## BEGIN Stored rows

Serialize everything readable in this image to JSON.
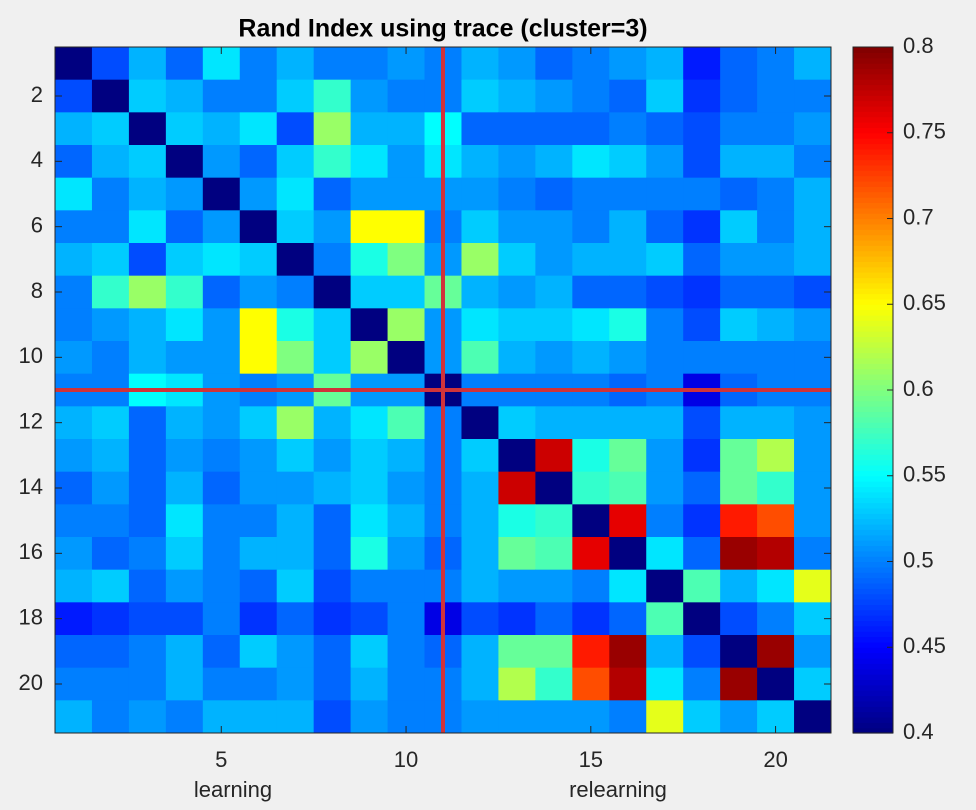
{
  "chart_data": {
    "type": "heatmap",
    "title": "Rand Index using trace (cluster=3)",
    "group_labels": [
      "learning",
      "relearning"
    ],
    "colormap": "jet",
    "xlim": [
      0.5,
      21.5
    ],
    "ylim": [
      0.5,
      21.5
    ],
    "y_reversed": true,
    "xticks": [
      5,
      10,
      15,
      20
    ],
    "yticks": [
      2,
      4,
      6,
      8,
      10,
      12,
      14,
      16,
      18,
      20
    ],
    "clim": [
      0.4,
      0.8
    ],
    "cticks": [
      0.4,
      0.45,
      0.5,
      0.55,
      0.6,
      0.65,
      0.7,
      0.75,
      0.8
    ],
    "reference_lines": {
      "x": 11,
      "y": 11,
      "color": "#d0333a"
    },
    "z": [
      [
        0.4,
        0.48,
        0.52,
        0.49,
        0.54,
        0.5,
        0.52,
        0.5,
        0.5,
        0.51,
        0.5,
        0.52,
        0.51,
        0.49,
        0.5,
        0.51,
        0.52,
        0.46,
        0.49,
        0.5,
        0.52
      ],
      [
        0.48,
        0.4,
        0.53,
        0.52,
        0.5,
        0.5,
        0.53,
        0.57,
        0.51,
        0.5,
        0.5,
        0.53,
        0.52,
        0.51,
        0.5,
        0.49,
        0.53,
        0.47,
        0.49,
        0.5,
        0.5
      ],
      [
        0.52,
        0.53,
        0.4,
        0.53,
        0.52,
        0.54,
        0.48,
        0.61,
        0.52,
        0.52,
        0.55,
        0.49,
        0.49,
        0.49,
        0.49,
        0.5,
        0.49,
        0.48,
        0.5,
        0.5,
        0.51
      ],
      [
        0.49,
        0.52,
        0.53,
        0.4,
        0.51,
        0.49,
        0.53,
        0.57,
        0.54,
        0.51,
        0.54,
        0.52,
        0.51,
        0.52,
        0.54,
        0.53,
        0.51,
        0.48,
        0.52,
        0.52,
        0.5
      ],
      [
        0.54,
        0.5,
        0.52,
        0.51,
        0.4,
        0.51,
        0.54,
        0.49,
        0.51,
        0.51,
        0.51,
        0.51,
        0.5,
        0.49,
        0.5,
        0.5,
        0.5,
        0.5,
        0.49,
        0.5,
        0.52
      ],
      [
        0.5,
        0.5,
        0.54,
        0.49,
        0.51,
        0.4,
        0.53,
        0.51,
        0.65,
        0.65,
        0.5,
        0.53,
        0.51,
        0.51,
        0.5,
        0.52,
        0.49,
        0.47,
        0.53,
        0.5,
        0.52
      ],
      [
        0.52,
        0.53,
        0.48,
        0.53,
        0.54,
        0.53,
        0.4,
        0.5,
        0.56,
        0.6,
        0.51,
        0.61,
        0.53,
        0.51,
        0.52,
        0.52,
        0.53,
        0.49,
        0.51,
        0.51,
        0.52
      ],
      [
        0.5,
        0.57,
        0.61,
        0.57,
        0.49,
        0.51,
        0.5,
        0.4,
        0.53,
        0.53,
        0.59,
        0.52,
        0.51,
        0.52,
        0.49,
        0.49,
        0.48,
        0.47,
        0.49,
        0.49,
        0.48
      ],
      [
        0.5,
        0.51,
        0.52,
        0.54,
        0.51,
        0.65,
        0.56,
        0.53,
        0.4,
        0.61,
        0.51,
        0.54,
        0.53,
        0.53,
        0.54,
        0.56,
        0.5,
        0.48,
        0.53,
        0.52,
        0.51
      ],
      [
        0.51,
        0.5,
        0.52,
        0.51,
        0.51,
        0.65,
        0.6,
        0.53,
        0.61,
        0.4,
        0.51,
        0.58,
        0.52,
        0.51,
        0.52,
        0.51,
        0.5,
        0.5,
        0.5,
        0.5,
        0.5
      ],
      [
        0.5,
        0.5,
        0.55,
        0.54,
        0.51,
        0.5,
        0.51,
        0.59,
        0.51,
        0.51,
        0.4,
        0.5,
        0.5,
        0.5,
        0.5,
        0.49,
        0.5,
        0.44,
        0.49,
        0.5,
        0.5
      ],
      [
        0.52,
        0.53,
        0.49,
        0.52,
        0.51,
        0.53,
        0.61,
        0.52,
        0.54,
        0.58,
        0.5,
        0.4,
        0.53,
        0.52,
        0.52,
        0.52,
        0.52,
        0.48,
        0.52,
        0.52,
        0.51
      ],
      [
        0.51,
        0.52,
        0.49,
        0.51,
        0.5,
        0.51,
        0.53,
        0.51,
        0.53,
        0.52,
        0.5,
        0.53,
        0.4,
        0.77,
        0.56,
        0.59,
        0.51,
        0.47,
        0.59,
        0.62,
        0.51
      ],
      [
        0.49,
        0.51,
        0.49,
        0.52,
        0.49,
        0.51,
        0.51,
        0.52,
        0.53,
        0.51,
        0.5,
        0.52,
        0.77,
        0.4,
        0.57,
        0.58,
        0.51,
        0.49,
        0.59,
        0.57,
        0.51
      ],
      [
        0.5,
        0.5,
        0.49,
        0.54,
        0.5,
        0.5,
        0.52,
        0.49,
        0.54,
        0.52,
        0.5,
        0.52,
        0.56,
        0.57,
        0.4,
        0.76,
        0.5,
        0.47,
        0.74,
        0.72,
        0.51
      ],
      [
        0.51,
        0.49,
        0.5,
        0.53,
        0.5,
        0.52,
        0.52,
        0.49,
        0.56,
        0.51,
        0.49,
        0.52,
        0.59,
        0.58,
        0.76,
        0.4,
        0.54,
        0.49,
        0.79,
        0.78,
        0.5
      ],
      [
        0.52,
        0.53,
        0.49,
        0.51,
        0.5,
        0.49,
        0.53,
        0.48,
        0.5,
        0.5,
        0.5,
        0.52,
        0.51,
        0.51,
        0.5,
        0.54,
        0.4,
        0.58,
        0.52,
        0.54,
        0.64
      ],
      [
        0.46,
        0.47,
        0.48,
        0.48,
        0.5,
        0.47,
        0.49,
        0.47,
        0.48,
        0.5,
        0.44,
        0.48,
        0.47,
        0.49,
        0.47,
        0.49,
        0.58,
        0.4,
        0.48,
        0.5,
        0.53
      ],
      [
        0.49,
        0.49,
        0.5,
        0.52,
        0.49,
        0.53,
        0.51,
        0.49,
        0.53,
        0.5,
        0.49,
        0.52,
        0.59,
        0.59,
        0.74,
        0.79,
        0.52,
        0.48,
        0.4,
        0.79,
        0.51
      ],
      [
        0.5,
        0.5,
        0.5,
        0.52,
        0.5,
        0.5,
        0.51,
        0.49,
        0.52,
        0.5,
        0.5,
        0.52,
        0.62,
        0.57,
        0.72,
        0.78,
        0.54,
        0.5,
        0.79,
        0.4,
        0.53
      ],
      [
        0.52,
        0.5,
        0.51,
        0.5,
        0.52,
        0.52,
        0.52,
        0.48,
        0.51,
        0.5,
        0.5,
        0.51,
        0.51,
        0.51,
        0.51,
        0.5,
        0.64,
        0.53,
        0.51,
        0.53,
        0.4
      ]
    ]
  }
}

## END Stored rows

Written request: Give back all entries exactly. No pictures belong in the copy.

Written solution:
Serialize everything readable in this image to JSON.
{
  "chart_data": {
    "type": "heatmap",
    "title": "Rand Index using trace (cluster=3)",
    "group_labels": [
      "learning",
      "relearning"
    ],
    "colormap": "jet",
    "xlim": [
      0.5,
      21.5
    ],
    "ylim": [
      0.5,
      21.5
    ],
    "y_reversed": true,
    "xticks": [
      5,
      10,
      15,
      20
    ],
    "yticks": [
      2,
      4,
      6,
      8,
      10,
      12,
      14,
      16,
      18,
      20
    ],
    "clim": [
      0.4,
      0.8
    ],
    "cticks": [
      0.4,
      0.45,
      0.5,
      0.55,
      0.6,
      0.65,
      0.7,
      0.75,
      0.8
    ],
    "reference_lines": {
      "x": 11,
      "y": 11,
      "color": "#d0333a"
    },
    "z": [
      [
        0.4,
        0.48,
        0.52,
        0.49,
        0.54,
        0.5,
        0.52,
        0.5,
        0.5,
        0.51,
        0.5,
        0.52,
        0.51,
        0.49,
        0.5,
        0.51,
        0.52,
        0.46,
        0.49,
        0.5,
        0.52
      ],
      [
        0.48,
        0.4,
        0.53,
        0.52,
        0.5,
        0.5,
        0.53,
        0.57,
        0.51,
        0.5,
        0.5,
        0.53,
        0.52,
        0.51,
        0.5,
        0.49,
        0.53,
        0.47,
        0.49,
        0.5,
        0.5
      ],
      [
        0.52,
        0.53,
        0.4,
        0.53,
        0.52,
        0.54,
        0.48,
        0.61,
        0.52,
        0.52,
        0.55,
        0.49,
        0.49,
        0.49,
        0.49,
        0.5,
        0.49,
        0.48,
        0.5,
        0.5,
        0.51
      ],
      [
        0.49,
        0.52,
        0.53,
        0.4,
        0.51,
        0.49,
        0.53,
        0.57,
        0.54,
        0.51,
        0.54,
        0.52,
        0.51,
        0.52,
        0.54,
        0.53,
        0.51,
        0.48,
        0.52,
        0.52,
        0.5
      ],
      [
        0.54,
        0.5,
        0.52,
        0.51,
        0.4,
        0.51,
        0.54,
        0.49,
        0.51,
        0.51,
        0.51,
        0.51,
        0.5,
        0.49,
        0.5,
        0.5,
        0.5,
        0.5,
        0.49,
        0.5,
        0.52
      ],
      [
        0.5,
        0.5,
        0.54,
        0.49,
        0.51,
        0.4,
        0.53,
        0.51,
        0.65,
        0.65,
        0.5,
        0.53,
        0.51,
        0.51,
        0.5,
        0.52,
        0.49,
        0.47,
        0.53,
        0.5,
        0.52
      ],
      [
        0.52,
        0.53,
        0.48,
        0.53,
        0.54,
        0.53,
        0.4,
        0.5,
        0.56,
        0.6,
        0.51,
        0.61,
        0.53,
        0.51,
        0.52,
        0.52,
        0.53,
        0.49,
        0.51,
        0.51,
        0.52
      ],
      [
        0.5,
        0.57,
        0.61,
        0.57,
        0.49,
        0.51,
        0.5,
        0.4,
        0.53,
        0.53,
        0.59,
        0.52,
        0.51,
        0.52,
        0.49,
        0.49,
        0.48,
        0.47,
        0.49,
        0.49,
        0.48
      ],
      [
        0.5,
        0.51,
        0.52,
        0.54,
        0.51,
        0.65,
        0.56,
        0.53,
        0.4,
        0.61,
        0.51,
        0.54,
        0.53,
        0.53,
        0.54,
        0.56,
        0.5,
        0.48,
        0.53,
        0.52,
        0.51
      ],
      [
        0.51,
        0.5,
        0.52,
        0.51,
        0.51,
        0.65,
        0.6,
        0.53,
        0.61,
        0.4,
        0.51,
        0.58,
        0.52,
        0.51,
        0.52,
        0.51,
        0.5,
        0.5,
        0.5,
        0.5,
        0.5
      ],
      [
        0.5,
        0.5,
        0.55,
        0.54,
        0.51,
        0.5,
        0.51,
        0.59,
        0.51,
        0.51,
        0.4,
        0.5,
        0.5,
        0.5,
        0.5,
        0.49,
        0.5,
        0.44,
        0.49,
        0.5,
        0.5
      ],
      [
        0.52,
        0.53,
        0.49,
        0.52,
        0.51,
        0.53,
        0.61,
        0.52,
        0.54,
        0.58,
        0.5,
        0.4,
        0.53,
        0.52,
        0.52,
        0.52,
        0.52,
        0.48,
        0.52,
        0.52,
        0.51
      ],
      [
        0.51,
        0.52,
        0.49,
        0.51,
        0.5,
        0.51,
        0.53,
        0.51,
        0.53,
        0.52,
        0.5,
        0.53,
        0.4,
        0.77,
        0.56,
        0.59,
        0.51,
        0.47,
        0.59,
        0.62,
        0.51
      ],
      [
        0.49,
        0.51,
        0.49,
        0.52,
        0.49,
        0.51,
        0.51,
        0.52,
        0.53,
        0.51,
        0.5,
        0.52,
        0.77,
        0.4,
        0.57,
        0.58,
        0.51,
        0.49,
        0.59,
        0.57,
        0.51
      ],
      [
        0.5,
        0.5,
        0.49,
        0.54,
        0.5,
        0.5,
        0.52,
        0.49,
        0.54,
        0.52,
        0.5,
        0.52,
        0.56,
        0.57,
        0.4,
        0.76,
        0.5,
        0.47,
        0.74,
        0.72,
        0.51
      ],
      [
        0.51,
        0.49,
        0.5,
        0.53,
        0.5,
        0.52,
        0.52,
        0.49,
        0.56,
        0.51,
        0.49,
        0.52,
        0.59,
        0.58,
        0.76,
        0.4,
        0.54,
        0.49,
        0.79,
        0.78,
        0.5
      ],
      [
        0.52,
        0.53,
        0.49,
        0.51,
        0.5,
        0.49,
        0.53,
        0.48,
        0.5,
        0.5,
        0.5,
        0.52,
        0.51,
        0.51,
        0.5,
        0.54,
        0.4,
        0.58,
        0.52,
        0.54,
        0.64
      ],
      [
        0.46,
        0.47,
        0.48,
        0.48,
        0.5,
        0.47,
        0.49,
        0.47,
        0.48,
        0.5,
        0.44,
        0.48,
        0.47,
        0.49,
        0.47,
        0.49,
        0.58,
        0.4,
        0.48,
        0.5,
        0.53
      ],
      [
        0.49,
        0.49,
        0.5,
        0.52,
        0.49,
        0.53,
        0.51,
        0.49,
        0.53,
        0.5,
        0.49,
        0.52,
        0.59,
        0.59,
        0.74,
        0.79,
        0.52,
        0.48,
        0.4,
        0.79,
        0.51
      ],
      [
        0.5,
        0.5,
        0.5,
        0.52,
        0.5,
        0.5,
        0.51,
        0.49,
        0.52,
        0.5,
        0.5,
        0.52,
        0.62,
        0.57,
        0.72,
        0.78,
        0.54,
        0.5,
        0.79,
        0.4,
        0.53
      ],
      [
        0.52,
        0.5,
        0.51,
        0.5,
        0.52,
        0.52,
        0.52,
        0.48,
        0.51,
        0.5,
        0.5,
        0.51,
        0.51,
        0.51,
        0.51,
        0.5,
        0.64,
        0.53,
        0.51,
        0.53,
        0.4
      ]
    ]
  }
}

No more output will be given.